- GIVEN INSTRUCTION -
Across the listing below, count the lines that mention the string "values". Reply with the figure only.

- INFORMATION SHOWN -
★ ★ ★ ★
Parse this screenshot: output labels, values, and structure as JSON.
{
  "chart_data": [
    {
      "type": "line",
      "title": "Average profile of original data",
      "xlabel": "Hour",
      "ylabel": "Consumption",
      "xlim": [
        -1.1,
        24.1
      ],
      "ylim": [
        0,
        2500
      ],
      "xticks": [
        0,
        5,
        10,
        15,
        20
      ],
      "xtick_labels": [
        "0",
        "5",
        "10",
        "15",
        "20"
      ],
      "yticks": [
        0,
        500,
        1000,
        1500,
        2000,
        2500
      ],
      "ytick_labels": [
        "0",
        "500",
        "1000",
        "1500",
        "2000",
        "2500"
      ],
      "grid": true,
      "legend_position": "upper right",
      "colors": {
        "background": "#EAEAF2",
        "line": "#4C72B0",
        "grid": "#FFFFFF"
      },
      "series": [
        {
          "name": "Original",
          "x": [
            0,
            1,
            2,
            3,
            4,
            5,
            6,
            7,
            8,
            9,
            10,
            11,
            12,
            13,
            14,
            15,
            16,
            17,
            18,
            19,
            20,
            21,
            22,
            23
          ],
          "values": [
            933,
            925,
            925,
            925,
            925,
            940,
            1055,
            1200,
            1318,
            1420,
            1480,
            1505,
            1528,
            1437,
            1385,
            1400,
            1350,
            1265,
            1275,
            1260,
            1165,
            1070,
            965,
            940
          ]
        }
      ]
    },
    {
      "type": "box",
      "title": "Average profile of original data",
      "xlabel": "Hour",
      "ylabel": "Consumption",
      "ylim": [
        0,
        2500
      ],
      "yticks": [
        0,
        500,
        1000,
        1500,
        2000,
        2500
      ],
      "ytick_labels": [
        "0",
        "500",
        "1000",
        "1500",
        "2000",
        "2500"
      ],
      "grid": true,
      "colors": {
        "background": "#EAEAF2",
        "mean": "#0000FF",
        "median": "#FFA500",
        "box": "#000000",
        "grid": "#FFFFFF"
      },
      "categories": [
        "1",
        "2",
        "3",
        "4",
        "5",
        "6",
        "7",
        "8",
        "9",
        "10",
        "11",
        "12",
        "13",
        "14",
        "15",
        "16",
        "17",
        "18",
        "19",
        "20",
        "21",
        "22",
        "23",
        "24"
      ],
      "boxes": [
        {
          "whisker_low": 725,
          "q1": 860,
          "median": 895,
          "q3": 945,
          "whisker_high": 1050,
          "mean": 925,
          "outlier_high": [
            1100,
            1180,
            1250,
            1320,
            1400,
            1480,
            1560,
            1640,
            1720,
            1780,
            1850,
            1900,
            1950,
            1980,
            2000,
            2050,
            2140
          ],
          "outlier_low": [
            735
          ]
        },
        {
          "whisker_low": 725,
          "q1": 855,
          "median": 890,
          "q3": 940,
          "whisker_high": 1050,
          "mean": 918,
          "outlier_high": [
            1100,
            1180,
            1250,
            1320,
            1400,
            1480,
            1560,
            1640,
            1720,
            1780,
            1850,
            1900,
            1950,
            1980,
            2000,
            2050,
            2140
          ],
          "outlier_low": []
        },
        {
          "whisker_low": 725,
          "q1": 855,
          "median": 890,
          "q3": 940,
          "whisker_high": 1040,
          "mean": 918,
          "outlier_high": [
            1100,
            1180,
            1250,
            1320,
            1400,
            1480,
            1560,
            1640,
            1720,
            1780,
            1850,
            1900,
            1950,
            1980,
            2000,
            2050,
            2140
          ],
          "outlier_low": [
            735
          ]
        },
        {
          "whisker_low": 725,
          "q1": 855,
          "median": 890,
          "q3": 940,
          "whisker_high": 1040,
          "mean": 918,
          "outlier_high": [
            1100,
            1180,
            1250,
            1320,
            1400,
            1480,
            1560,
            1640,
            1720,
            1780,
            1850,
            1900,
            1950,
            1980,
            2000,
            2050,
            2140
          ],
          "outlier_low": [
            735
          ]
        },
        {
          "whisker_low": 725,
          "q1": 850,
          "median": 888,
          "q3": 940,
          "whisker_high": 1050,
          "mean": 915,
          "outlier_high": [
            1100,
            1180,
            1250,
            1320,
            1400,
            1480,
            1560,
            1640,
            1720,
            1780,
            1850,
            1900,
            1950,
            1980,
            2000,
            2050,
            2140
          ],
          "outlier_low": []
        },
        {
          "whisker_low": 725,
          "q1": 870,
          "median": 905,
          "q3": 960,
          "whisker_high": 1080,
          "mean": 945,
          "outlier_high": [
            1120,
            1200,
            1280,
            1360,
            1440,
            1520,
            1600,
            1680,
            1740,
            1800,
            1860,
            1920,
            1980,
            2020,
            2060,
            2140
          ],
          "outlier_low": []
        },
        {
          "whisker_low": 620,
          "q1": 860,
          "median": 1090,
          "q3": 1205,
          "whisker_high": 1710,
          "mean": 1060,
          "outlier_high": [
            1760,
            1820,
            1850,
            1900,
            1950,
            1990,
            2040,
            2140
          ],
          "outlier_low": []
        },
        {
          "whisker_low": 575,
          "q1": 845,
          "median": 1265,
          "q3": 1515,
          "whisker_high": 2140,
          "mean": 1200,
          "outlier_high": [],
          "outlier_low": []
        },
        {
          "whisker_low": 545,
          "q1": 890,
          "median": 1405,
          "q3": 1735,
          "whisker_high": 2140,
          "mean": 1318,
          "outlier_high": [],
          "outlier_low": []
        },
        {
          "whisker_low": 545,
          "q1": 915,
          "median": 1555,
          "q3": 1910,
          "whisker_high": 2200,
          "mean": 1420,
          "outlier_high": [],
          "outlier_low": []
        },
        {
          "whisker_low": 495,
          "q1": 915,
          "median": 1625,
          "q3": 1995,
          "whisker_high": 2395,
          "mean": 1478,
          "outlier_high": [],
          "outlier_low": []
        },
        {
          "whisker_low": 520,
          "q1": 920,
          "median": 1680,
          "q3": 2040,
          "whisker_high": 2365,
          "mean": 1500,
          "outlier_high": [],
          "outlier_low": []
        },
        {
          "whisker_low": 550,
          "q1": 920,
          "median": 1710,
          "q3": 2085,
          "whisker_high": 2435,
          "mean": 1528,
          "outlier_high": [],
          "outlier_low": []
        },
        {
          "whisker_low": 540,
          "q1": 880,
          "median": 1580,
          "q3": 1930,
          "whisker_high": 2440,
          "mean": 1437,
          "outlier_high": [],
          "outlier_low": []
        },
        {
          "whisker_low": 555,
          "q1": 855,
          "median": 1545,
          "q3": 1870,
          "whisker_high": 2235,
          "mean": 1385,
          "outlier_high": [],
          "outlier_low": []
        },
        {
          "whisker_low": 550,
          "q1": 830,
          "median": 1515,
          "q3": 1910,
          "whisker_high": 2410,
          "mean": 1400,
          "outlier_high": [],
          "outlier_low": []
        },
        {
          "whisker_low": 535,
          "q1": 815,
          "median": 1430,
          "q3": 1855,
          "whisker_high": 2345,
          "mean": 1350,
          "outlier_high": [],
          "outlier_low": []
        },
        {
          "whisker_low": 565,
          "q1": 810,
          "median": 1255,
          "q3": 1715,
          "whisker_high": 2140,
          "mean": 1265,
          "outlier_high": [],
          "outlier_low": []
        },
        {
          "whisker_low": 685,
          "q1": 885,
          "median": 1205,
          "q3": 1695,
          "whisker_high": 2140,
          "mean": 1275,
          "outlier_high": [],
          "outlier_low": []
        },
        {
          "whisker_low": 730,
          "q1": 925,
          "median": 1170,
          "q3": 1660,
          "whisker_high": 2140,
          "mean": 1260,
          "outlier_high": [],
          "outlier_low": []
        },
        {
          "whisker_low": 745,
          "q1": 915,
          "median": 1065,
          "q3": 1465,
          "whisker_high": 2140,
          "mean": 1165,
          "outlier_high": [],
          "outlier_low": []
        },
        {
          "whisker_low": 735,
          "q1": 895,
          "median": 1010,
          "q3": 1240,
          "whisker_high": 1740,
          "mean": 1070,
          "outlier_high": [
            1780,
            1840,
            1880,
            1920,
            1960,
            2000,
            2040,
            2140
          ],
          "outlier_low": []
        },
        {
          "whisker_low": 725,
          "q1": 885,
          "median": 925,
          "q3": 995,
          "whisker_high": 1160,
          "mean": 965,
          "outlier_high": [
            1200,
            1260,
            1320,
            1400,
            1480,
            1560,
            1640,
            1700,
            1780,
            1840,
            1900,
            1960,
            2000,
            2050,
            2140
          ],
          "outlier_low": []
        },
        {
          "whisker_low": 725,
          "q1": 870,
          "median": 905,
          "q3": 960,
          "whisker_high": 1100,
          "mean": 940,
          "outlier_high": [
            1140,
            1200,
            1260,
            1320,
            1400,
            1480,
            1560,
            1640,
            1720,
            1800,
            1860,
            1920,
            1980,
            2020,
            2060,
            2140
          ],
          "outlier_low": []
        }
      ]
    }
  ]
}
★ ★ ★ ★
- TASK SOLUTION -
2